A run of records:
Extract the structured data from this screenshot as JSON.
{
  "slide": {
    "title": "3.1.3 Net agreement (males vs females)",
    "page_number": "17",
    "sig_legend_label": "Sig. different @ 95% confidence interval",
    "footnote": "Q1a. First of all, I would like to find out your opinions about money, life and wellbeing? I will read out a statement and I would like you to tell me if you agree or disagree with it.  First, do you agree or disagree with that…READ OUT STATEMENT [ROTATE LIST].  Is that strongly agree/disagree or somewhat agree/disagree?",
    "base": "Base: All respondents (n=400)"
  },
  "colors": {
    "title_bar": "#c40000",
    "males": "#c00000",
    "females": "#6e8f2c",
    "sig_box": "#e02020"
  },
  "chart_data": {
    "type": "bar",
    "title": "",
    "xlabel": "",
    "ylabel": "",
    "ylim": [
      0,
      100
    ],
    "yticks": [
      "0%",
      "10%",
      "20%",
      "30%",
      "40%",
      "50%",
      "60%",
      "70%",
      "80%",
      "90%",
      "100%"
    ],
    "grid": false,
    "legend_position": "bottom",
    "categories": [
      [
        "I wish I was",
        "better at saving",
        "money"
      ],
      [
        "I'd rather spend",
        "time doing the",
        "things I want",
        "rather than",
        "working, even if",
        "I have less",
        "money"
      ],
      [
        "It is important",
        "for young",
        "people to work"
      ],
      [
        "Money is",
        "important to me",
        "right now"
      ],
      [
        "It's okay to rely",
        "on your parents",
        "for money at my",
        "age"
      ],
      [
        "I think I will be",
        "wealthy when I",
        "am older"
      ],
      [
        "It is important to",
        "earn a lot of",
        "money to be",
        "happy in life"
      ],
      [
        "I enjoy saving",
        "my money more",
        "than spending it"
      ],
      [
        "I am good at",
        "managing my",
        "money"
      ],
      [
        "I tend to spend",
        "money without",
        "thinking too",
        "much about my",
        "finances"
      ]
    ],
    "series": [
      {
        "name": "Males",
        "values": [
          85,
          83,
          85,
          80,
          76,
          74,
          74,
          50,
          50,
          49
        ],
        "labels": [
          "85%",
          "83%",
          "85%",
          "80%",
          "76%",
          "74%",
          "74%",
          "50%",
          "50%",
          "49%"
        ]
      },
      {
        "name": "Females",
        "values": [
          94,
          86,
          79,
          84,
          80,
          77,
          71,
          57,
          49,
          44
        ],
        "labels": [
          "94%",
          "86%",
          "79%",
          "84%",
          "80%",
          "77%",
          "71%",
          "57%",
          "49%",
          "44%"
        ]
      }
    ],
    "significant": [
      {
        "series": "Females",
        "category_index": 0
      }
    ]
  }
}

--

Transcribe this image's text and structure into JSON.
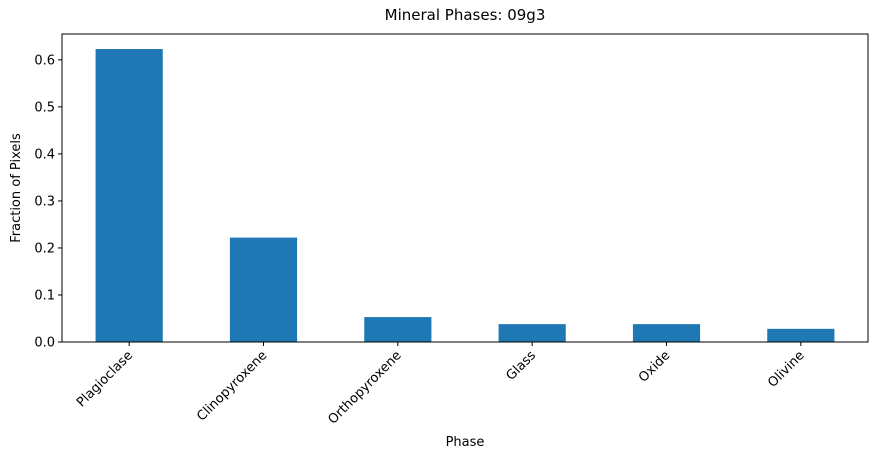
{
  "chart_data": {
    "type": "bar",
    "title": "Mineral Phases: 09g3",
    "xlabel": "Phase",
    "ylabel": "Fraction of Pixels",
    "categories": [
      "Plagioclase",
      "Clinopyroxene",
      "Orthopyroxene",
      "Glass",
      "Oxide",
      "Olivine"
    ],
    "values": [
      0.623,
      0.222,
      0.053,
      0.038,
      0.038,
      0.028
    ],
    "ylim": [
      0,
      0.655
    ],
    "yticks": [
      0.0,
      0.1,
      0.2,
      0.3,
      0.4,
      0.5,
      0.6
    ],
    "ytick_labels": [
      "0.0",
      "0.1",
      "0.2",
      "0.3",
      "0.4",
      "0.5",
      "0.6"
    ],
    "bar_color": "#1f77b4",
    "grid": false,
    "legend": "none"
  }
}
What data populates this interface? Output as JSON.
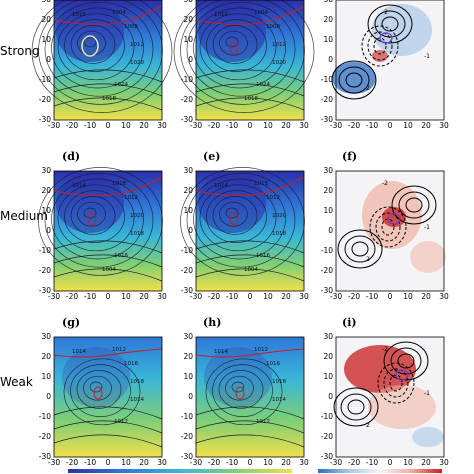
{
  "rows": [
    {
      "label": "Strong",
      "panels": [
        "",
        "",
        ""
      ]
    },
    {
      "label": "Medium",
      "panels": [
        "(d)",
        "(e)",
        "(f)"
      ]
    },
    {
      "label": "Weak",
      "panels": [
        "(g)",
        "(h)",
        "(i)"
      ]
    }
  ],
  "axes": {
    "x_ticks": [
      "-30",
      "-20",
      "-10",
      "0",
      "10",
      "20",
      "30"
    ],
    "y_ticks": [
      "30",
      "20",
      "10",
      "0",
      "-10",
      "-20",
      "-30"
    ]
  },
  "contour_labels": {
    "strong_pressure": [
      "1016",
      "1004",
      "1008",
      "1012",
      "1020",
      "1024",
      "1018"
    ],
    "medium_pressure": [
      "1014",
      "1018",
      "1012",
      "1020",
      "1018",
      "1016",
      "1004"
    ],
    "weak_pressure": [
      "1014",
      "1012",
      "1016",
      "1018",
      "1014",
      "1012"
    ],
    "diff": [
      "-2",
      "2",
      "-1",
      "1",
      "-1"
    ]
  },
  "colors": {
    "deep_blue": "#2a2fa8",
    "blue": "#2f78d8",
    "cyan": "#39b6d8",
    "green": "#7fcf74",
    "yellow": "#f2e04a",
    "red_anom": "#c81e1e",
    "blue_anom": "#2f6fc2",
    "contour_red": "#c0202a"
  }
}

Exercise directions: Return every line holding the word "your" from the records.

Written answer:
    "footnote": "Q1a. First of all, I would like to find out your opinions about money, life and wellbeing? I will read out a statement and I would like you to tell me if you agree or disagree with it.  First, do you agree or disagree with that…READ OUT STATEMENT [ROTATE LIST].  Is that strongly agree/disagree or somewhat agree/disagree?",
        "on your parents",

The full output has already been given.